Exercise: Rewrite everything from the line containing "column-header[interactable]: trade1: [1346, 832, 1435, 865]" down to the line containing "legend-swatch-0: [461, 123, 480, 131]", changing "column-header" to "table-header" and keeping all else the same. Return only those lines.

Dataset entries:
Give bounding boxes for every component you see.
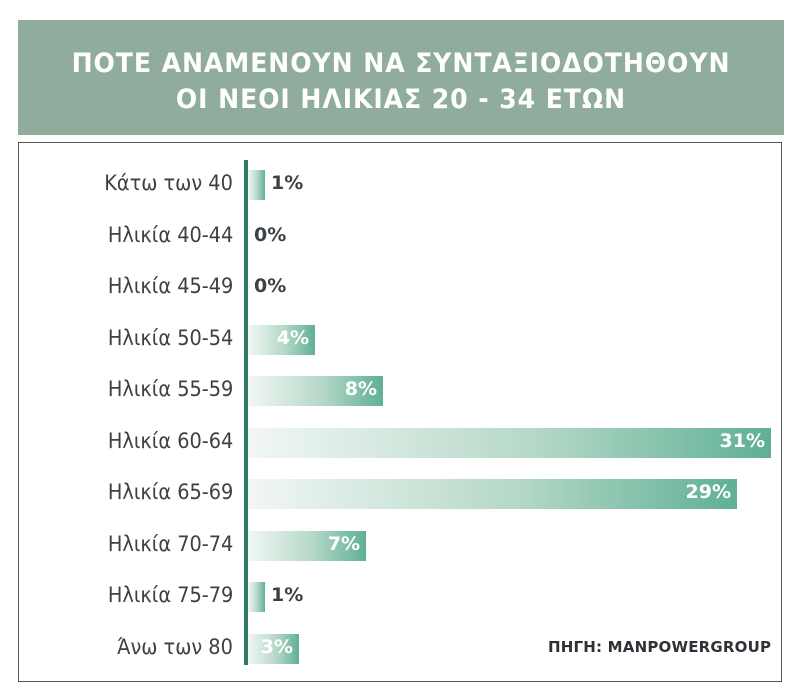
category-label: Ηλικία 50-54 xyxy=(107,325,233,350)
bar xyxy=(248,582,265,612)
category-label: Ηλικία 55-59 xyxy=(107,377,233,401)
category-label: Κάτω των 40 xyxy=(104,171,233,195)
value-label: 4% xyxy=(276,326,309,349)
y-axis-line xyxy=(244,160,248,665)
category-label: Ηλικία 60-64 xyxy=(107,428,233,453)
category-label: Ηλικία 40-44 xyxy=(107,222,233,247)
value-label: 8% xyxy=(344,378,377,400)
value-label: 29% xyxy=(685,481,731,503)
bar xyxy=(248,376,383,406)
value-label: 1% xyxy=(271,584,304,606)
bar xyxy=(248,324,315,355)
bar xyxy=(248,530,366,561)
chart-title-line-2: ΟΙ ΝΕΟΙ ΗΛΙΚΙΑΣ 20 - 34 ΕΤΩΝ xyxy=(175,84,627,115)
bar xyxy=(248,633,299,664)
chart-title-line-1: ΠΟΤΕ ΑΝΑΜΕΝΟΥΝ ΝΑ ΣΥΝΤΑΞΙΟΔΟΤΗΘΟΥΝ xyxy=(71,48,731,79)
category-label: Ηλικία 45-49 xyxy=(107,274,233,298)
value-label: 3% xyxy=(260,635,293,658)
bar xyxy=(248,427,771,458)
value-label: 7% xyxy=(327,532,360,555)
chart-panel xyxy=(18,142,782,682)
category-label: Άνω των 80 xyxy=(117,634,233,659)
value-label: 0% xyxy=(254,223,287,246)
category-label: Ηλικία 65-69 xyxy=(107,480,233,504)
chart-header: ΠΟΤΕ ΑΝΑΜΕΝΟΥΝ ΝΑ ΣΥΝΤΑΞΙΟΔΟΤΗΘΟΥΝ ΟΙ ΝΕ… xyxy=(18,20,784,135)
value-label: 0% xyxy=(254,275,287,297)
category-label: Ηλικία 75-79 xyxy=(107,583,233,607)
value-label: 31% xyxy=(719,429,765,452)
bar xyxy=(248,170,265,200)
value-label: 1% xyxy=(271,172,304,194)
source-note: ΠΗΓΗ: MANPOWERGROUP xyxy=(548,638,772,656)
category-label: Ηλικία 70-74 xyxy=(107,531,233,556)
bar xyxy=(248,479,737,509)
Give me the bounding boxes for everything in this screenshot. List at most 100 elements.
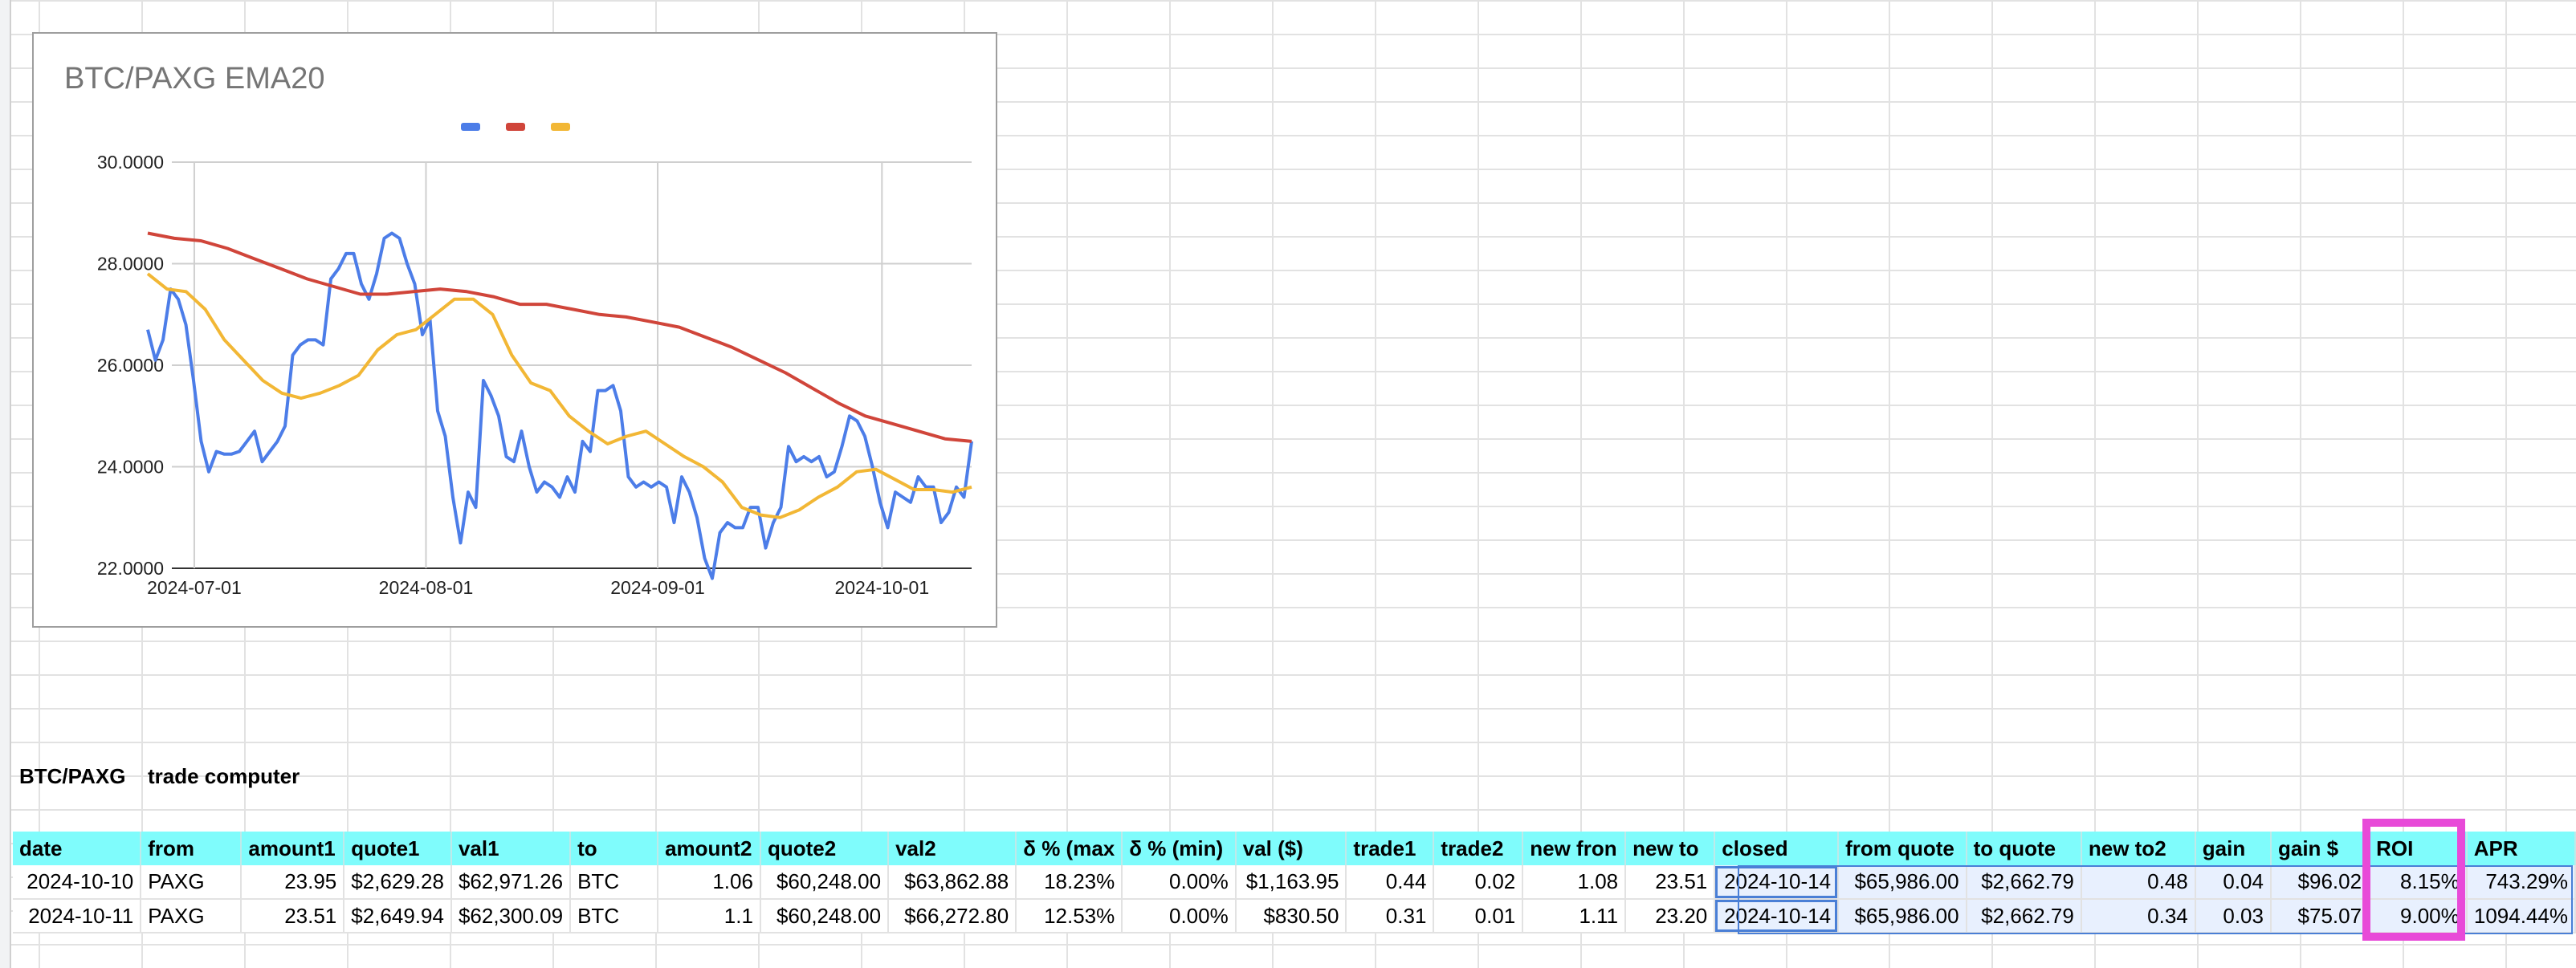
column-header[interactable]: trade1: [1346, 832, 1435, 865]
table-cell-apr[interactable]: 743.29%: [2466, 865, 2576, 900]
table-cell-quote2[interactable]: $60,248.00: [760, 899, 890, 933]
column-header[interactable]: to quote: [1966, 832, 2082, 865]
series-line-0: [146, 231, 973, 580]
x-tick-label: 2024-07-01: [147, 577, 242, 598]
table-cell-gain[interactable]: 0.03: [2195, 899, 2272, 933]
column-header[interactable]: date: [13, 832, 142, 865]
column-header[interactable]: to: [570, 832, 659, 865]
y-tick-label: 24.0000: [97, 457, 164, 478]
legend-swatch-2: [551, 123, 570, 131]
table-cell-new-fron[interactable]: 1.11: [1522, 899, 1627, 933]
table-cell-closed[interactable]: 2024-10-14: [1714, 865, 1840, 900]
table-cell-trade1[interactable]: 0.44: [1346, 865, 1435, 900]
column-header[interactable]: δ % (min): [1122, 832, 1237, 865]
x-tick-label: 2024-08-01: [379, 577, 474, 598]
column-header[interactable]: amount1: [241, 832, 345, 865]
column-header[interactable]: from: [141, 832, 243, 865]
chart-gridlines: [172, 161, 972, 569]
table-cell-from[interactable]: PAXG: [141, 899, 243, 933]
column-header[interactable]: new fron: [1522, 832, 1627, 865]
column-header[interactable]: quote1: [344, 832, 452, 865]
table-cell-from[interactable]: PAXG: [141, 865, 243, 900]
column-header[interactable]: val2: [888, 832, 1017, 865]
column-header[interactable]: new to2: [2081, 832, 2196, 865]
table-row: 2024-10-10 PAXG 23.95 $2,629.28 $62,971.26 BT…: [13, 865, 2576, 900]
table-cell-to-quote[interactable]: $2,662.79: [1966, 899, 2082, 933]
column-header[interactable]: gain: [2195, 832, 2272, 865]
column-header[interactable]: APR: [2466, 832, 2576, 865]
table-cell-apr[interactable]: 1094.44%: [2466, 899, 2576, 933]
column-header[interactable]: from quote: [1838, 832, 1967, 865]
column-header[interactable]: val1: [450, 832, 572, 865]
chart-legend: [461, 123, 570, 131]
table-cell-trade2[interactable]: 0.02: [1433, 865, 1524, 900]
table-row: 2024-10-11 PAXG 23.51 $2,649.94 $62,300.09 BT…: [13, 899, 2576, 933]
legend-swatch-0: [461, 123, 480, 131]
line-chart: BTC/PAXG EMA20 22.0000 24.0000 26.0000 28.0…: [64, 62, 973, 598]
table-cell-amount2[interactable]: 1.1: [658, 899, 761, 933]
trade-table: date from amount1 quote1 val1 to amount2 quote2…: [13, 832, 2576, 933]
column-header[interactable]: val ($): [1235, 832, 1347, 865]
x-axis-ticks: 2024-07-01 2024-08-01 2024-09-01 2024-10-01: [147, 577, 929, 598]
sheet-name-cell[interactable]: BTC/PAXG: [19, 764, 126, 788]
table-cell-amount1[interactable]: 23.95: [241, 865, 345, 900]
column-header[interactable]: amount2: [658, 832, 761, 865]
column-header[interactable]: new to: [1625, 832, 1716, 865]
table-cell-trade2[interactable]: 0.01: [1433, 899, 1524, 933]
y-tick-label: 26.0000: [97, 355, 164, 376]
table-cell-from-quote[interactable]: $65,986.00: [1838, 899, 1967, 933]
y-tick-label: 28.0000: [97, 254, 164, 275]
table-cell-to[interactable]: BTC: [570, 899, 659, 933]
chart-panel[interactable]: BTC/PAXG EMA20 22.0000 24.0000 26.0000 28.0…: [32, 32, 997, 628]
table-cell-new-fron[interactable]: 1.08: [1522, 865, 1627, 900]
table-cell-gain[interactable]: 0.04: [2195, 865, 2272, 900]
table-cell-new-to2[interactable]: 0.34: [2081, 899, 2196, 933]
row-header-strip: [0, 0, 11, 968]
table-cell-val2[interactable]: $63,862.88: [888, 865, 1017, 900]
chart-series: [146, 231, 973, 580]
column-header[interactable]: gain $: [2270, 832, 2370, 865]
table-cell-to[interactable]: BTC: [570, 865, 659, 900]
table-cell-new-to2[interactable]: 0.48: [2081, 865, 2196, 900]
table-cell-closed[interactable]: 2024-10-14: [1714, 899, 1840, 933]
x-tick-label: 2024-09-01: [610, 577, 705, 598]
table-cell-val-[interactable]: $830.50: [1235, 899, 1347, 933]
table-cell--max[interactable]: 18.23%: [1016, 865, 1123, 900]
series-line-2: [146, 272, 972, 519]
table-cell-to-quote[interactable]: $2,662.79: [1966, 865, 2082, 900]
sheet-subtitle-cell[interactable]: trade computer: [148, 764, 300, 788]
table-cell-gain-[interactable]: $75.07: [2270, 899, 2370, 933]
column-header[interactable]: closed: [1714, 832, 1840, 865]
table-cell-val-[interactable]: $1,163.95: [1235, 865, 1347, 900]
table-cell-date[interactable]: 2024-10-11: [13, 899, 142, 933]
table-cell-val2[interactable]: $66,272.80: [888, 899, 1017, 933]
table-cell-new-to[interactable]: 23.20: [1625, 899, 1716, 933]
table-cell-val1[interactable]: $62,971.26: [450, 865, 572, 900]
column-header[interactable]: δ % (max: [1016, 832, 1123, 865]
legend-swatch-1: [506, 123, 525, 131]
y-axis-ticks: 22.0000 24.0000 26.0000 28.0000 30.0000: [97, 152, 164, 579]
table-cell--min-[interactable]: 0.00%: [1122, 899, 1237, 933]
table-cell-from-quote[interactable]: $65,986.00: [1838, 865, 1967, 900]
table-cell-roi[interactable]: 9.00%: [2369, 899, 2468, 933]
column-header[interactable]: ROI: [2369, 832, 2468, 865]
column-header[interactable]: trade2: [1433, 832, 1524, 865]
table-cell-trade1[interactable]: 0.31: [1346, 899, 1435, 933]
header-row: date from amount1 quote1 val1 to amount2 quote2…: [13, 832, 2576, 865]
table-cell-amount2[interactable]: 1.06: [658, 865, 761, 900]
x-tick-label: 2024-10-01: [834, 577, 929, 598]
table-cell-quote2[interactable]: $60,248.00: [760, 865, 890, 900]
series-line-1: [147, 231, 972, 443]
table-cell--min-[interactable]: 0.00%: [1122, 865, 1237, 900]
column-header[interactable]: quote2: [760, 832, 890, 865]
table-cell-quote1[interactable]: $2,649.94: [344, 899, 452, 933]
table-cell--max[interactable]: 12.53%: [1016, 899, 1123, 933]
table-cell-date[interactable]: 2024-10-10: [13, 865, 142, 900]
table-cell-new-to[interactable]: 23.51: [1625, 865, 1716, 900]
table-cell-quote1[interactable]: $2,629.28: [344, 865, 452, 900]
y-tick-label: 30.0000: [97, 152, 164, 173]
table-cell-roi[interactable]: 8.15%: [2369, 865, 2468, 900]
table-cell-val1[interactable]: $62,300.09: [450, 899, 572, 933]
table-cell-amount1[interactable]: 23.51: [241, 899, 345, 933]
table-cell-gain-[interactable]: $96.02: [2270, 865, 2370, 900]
...
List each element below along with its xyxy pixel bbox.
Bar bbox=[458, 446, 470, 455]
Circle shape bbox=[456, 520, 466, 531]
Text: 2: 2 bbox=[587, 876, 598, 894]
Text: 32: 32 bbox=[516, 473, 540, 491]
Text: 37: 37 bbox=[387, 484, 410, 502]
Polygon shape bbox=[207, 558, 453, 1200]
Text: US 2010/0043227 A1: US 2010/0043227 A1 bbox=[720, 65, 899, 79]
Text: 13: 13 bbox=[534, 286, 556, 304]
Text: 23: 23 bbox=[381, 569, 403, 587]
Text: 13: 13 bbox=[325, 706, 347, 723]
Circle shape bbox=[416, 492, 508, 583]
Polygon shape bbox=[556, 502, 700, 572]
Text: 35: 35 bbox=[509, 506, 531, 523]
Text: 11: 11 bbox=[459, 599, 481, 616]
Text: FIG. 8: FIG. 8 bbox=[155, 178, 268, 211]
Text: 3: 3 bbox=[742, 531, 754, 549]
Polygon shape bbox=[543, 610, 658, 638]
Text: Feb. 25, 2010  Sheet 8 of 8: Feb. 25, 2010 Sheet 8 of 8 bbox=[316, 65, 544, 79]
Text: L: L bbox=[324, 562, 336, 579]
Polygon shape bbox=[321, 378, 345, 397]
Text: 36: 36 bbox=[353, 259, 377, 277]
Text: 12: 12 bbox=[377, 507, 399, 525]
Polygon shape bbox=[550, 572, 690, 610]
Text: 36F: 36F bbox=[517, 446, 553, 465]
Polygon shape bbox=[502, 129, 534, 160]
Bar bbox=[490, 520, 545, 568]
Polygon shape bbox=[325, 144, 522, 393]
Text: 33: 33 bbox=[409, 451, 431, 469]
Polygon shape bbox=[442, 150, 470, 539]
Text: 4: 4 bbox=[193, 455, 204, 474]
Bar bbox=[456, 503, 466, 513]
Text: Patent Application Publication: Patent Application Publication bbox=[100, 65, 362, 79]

Full answer:
table-header[interactable]: trade1: [1346, 832, 1435, 865]
table-cell-apr[interactable]: 743.29%: [2466, 865, 2576, 900]
table-cell-quote2[interactable]: $60,248.00: [760, 899, 890, 933]
table-header[interactable]: to quote: [1966, 832, 2082, 865]
series-line-0: [146, 231, 973, 580]
x-tick-label: 2024-07-01: [147, 577, 242, 598]
table-cell-gain[interactable]: 0.03: [2195, 899, 2272, 933]
table-header[interactable]: date: [13, 832, 142, 865]
table-header[interactable]: to: [570, 832, 659, 865]
y-tick-label: 24.0000: [97, 457, 164, 478]
legend-swatch-2: [551, 123, 570, 131]
table-cell-new-fron[interactable]: 1.11: [1522, 899, 1627, 933]
table-cell-closed[interactable]: 2024-10-14: [1714, 865, 1840, 900]
table-cell-trade1[interactable]: 0.44: [1346, 865, 1435, 900]
table-header[interactable]: δ % (min): [1122, 832, 1237, 865]
x-tick-label: 2024-08-01: [379, 577, 474, 598]
table-header[interactable]: amount1: [241, 832, 345, 865]
table-header[interactable]: from: [141, 832, 243, 865]
chart-gridlines: [172, 161, 972, 569]
table-cell-from[interactable]: PAXG: [141, 899, 243, 933]
table-header[interactable]: new fron: [1522, 832, 1627, 865]
table-header[interactable]: quote1: [344, 832, 452, 865]
table-cell-from[interactable]: PAXG: [141, 865, 243, 900]
table-header[interactable]: val2: [888, 832, 1017, 865]
table-header[interactable]: new to2: [2081, 832, 2196, 865]
table-row: 2024-10-10 PAXG 23.95 $2,629.28 $62,971.26 BT…: [13, 865, 2576, 900]
table-cell-to-quote[interactable]: $2,662.79: [1966, 899, 2082, 933]
table-header[interactable]: gain: [2195, 832, 2272, 865]
table-header[interactable]: APR: [2466, 832, 2576, 865]
table-cell-apr[interactable]: 1094.44%: [2466, 899, 2576, 933]
table-header[interactable]: from quote: [1838, 832, 1967, 865]
table-header[interactable]: val1: [450, 832, 572, 865]
chart-legend: [461, 123, 570, 131]
table-cell-trade2[interactable]: 0.02: [1433, 865, 1524, 900]
table-row: 2024-10-11 PAXG 23.51 $2,649.94 $62,300.09 BT…: [13, 899, 2576, 933]
legend-swatch-0: [461, 123, 480, 131]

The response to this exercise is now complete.